## The problem
Convert the data lines starting at the line containing "indicator-avl[interactable]: AVL (361, 1337, 400, 1360)" and ending at the line containing "ma10-line (13, 1110, 429, 1165)" into a Markdown table with the columns Row and Data Line, skipping any blank lines. Each row should hold a row number and one line.

--- begin Given records ---

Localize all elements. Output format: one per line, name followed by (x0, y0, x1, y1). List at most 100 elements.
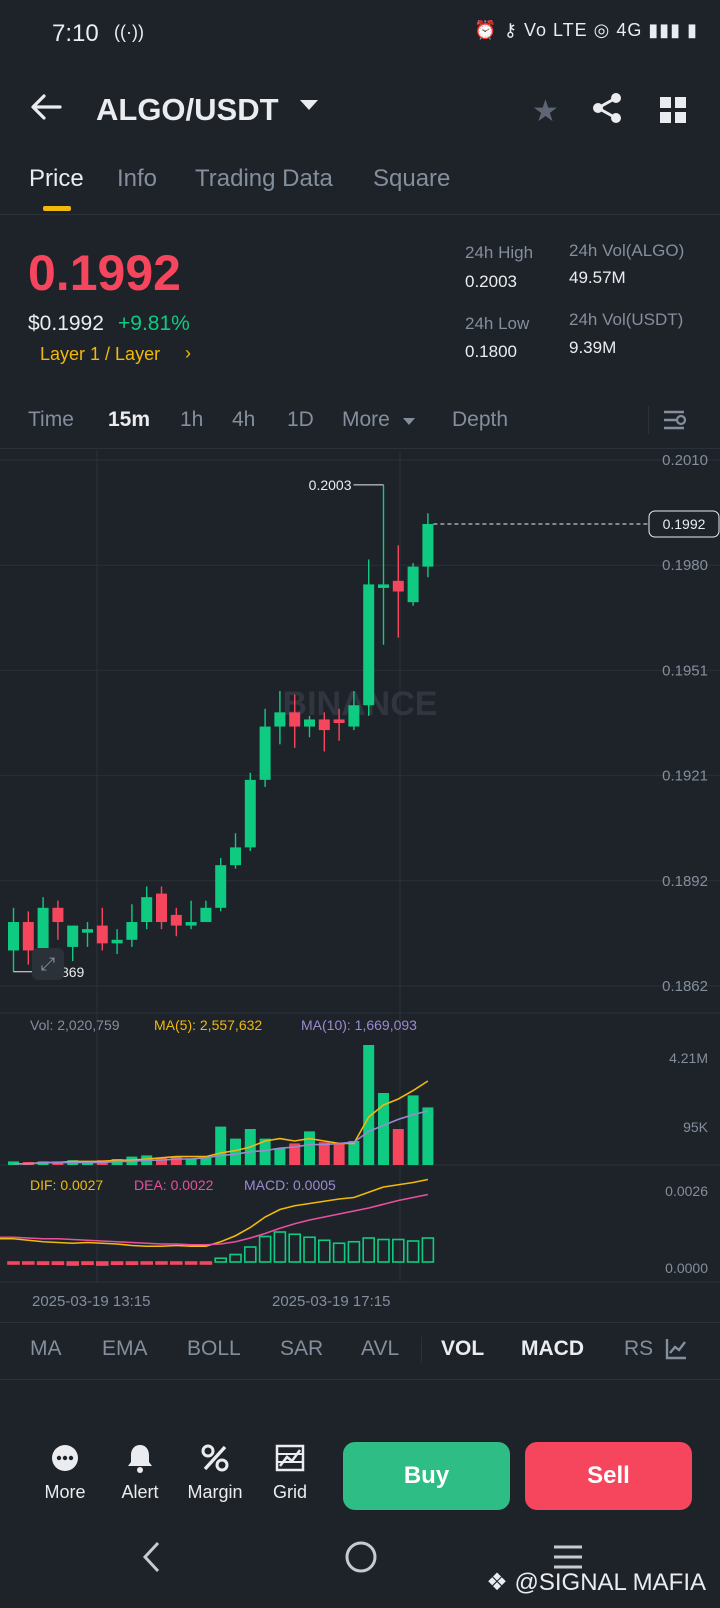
indicator-avl[interactable]: AVL (361, 1337, 400, 1360)
tab-price[interactable]: Price (29, 165, 84, 192)
buy-button[interactable]: Buy (343, 1442, 510, 1510)
indicator-rsi[interactable]: RSI (624, 1337, 660, 1360)
volume-bar (378, 1093, 389, 1165)
ma10-line (13, 1110, 429, 1165)
vol-algo-value: 49.57M (569, 268, 626, 287)
date-label-right: 2025-03-19 17:15 (272, 1293, 390, 1310)
indicator-ema[interactable]: EMA (102, 1337, 148, 1360)
top-tabs: Price Info Trading Data Square (0, 160, 720, 215)
volume-bar (348, 1141, 360, 1165)
macd-hist-bar (273, 1231, 287, 1263)
price-usd: $0.1992 (28, 312, 104, 335)
more-action[interactable]: More (30, 1440, 100, 1503)
candle (378, 584, 389, 588)
margin-action[interactable]: Margin (180, 1440, 250, 1503)
candle (111, 939, 123, 944)
candle (333, 719, 345, 723)
macd-hist-bar (406, 1240, 420, 1263)
candle (318, 719, 330, 731)
macd-hist-bar (229, 1253, 242, 1263)
interval-4h[interactable]: 4h (232, 408, 256, 431)
favorite-star-icon[interactable]: ★ (532, 95, 559, 128)
vol-axis-top: 4.21M (669, 1050, 708, 1066)
candle (67, 925, 79, 947)
price-chart[interactable]: BINANCE 0.20100.19800.19510.19210.18920.… (0, 450, 720, 1322)
candle (244, 779, 256, 848)
interval-more[interactable]: More (342, 408, 390, 431)
pair-selector[interactable]: ALGO/USDT (96, 92, 279, 127)
interval-15m[interactable]: 15m (108, 408, 151, 431)
nav-recents-icon[interactable] (552, 1544, 584, 1575)
divider (421, 1337, 422, 1363)
candle (407, 566, 419, 603)
macd-hist-bar (244, 1246, 257, 1263)
tab-info[interactable]: Info (117, 165, 158, 192)
volume-bar (318, 1142, 330, 1165)
candle (156, 893, 167, 923)
indicator-settings-icon[interactable] (664, 1337, 688, 1366)
nav-home-icon[interactable] (344, 1540, 378, 1579)
grid-action[interactable]: Grid (255, 1440, 325, 1503)
macd-hist-bar (21, 1261, 35, 1265)
interval-time[interactable]: Time (28, 408, 74, 431)
chevron-right-icon[interactable]: › (185, 343, 191, 363)
high-label: 24h High (465, 243, 534, 262)
tab-square[interactable]: Square (373, 165, 451, 192)
indicator-vol[interactable]: VOL (441, 1337, 485, 1360)
indicator-macd[interactable]: MACD (521, 1337, 584, 1360)
status-bar: 7:10 ((·)) ⏰ ⚷ Vo LTE ◎ 4G ▮▮▮ ▮ (0, 0, 720, 70)
macd-axis-bottom: 0.0000 (665, 1260, 708, 1276)
macd-hist-bar (421, 1237, 435, 1263)
macd-hist-bar (96, 1261, 109, 1266)
interval-1h[interactable]: 1h (180, 408, 204, 431)
candle (274, 712, 286, 727)
candle (200, 907, 212, 923)
y-tick-label: 0.1951 (662, 662, 708, 679)
candle (22, 922, 34, 951)
macd-hist-bar (303, 1236, 316, 1263)
candle (185, 922, 197, 926)
tab-trading-data[interactable]: Trading Data (195, 165, 333, 192)
more-caret-icon[interactable] (403, 418, 415, 425)
expand-icon[interactable]: ⤢ (32, 948, 64, 980)
back-button[interactable] (30, 92, 62, 131)
macd-hist-bar (332, 1242, 346, 1263)
bell-icon (128, 1445, 152, 1473)
volume-bar (230, 1138, 241, 1165)
date-label-left: 2025-03-19 13:15 (32, 1293, 150, 1310)
interval-1d[interactable]: 1D (287, 408, 314, 431)
layout-grid-icon[interactable] (660, 97, 686, 128)
macd-hist-bar (377, 1238, 390, 1263)
share-icon[interactable] (592, 92, 622, 129)
more-dots-icon (52, 1445, 78, 1471)
indicator-boll[interactable]: BOLL (187, 1337, 241, 1360)
volume-bar (274, 1148, 286, 1165)
macd-hist-bar (110, 1261, 124, 1266)
volume-bar (200, 1157, 212, 1165)
nav-back-icon[interactable] (140, 1540, 164, 1579)
volume-bar (289, 1143, 301, 1165)
y-tick-label: 0.1921 (662, 768, 708, 785)
candle (8, 922, 19, 951)
chart-watermark: BINANCE (283, 685, 438, 723)
status-time: 7:10 (52, 20, 99, 47)
max-price-label: 0.2003 (309, 477, 352, 493)
chevron-down-icon[interactable] (300, 100, 318, 110)
candle (304, 719, 315, 727)
chart-settings-icon[interactable] (662, 408, 688, 437)
candle (52, 907, 64, 923)
low-value: 0.1800 (465, 342, 517, 361)
category-tag[interactable]: Layer 1 / Layer (40, 344, 161, 364)
indicator-ma[interactable]: MA (30, 1337, 62, 1360)
indicator-sar[interactable]: SAR (280, 1337, 324, 1360)
candle (170, 914, 182, 926)
vol-usdt-value: 9.39M (569, 338, 617, 357)
alert-action[interactable]: Alert (105, 1440, 175, 1503)
macd-hist-bar (391, 1238, 405, 1263)
interval-depth[interactable]: Depth (452, 408, 509, 431)
sell-button[interactable]: Sell (525, 1442, 692, 1510)
y-tick-label: 0.2010 (662, 452, 708, 469)
dea-header: DEA: 0.0022 (134, 1177, 214, 1193)
macd-header: DIF: 0.0027 DEA: 0.0022 MACD: 0.0005 0.0… (30, 1177, 708, 1276)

--- end Given records ---

## Solution
| Row | Data Line |
|---|---|
| 1 | indicator-avl[interactable]: AVL (361, 1337, 400, 1360) |
| 2 | tab-price[interactable]: Price (29, 165, 84, 192) |
| 3 | buy-button[interactable]: Buy (343, 1442, 510, 1510) |
| 4 | indicator-rsi[interactable]: RSI (624, 1337, 660, 1360) |
| 5 | volume-bar (378, 1093, 389, 1165) |
| 6 | ma10-line (13, 1110, 429, 1165) |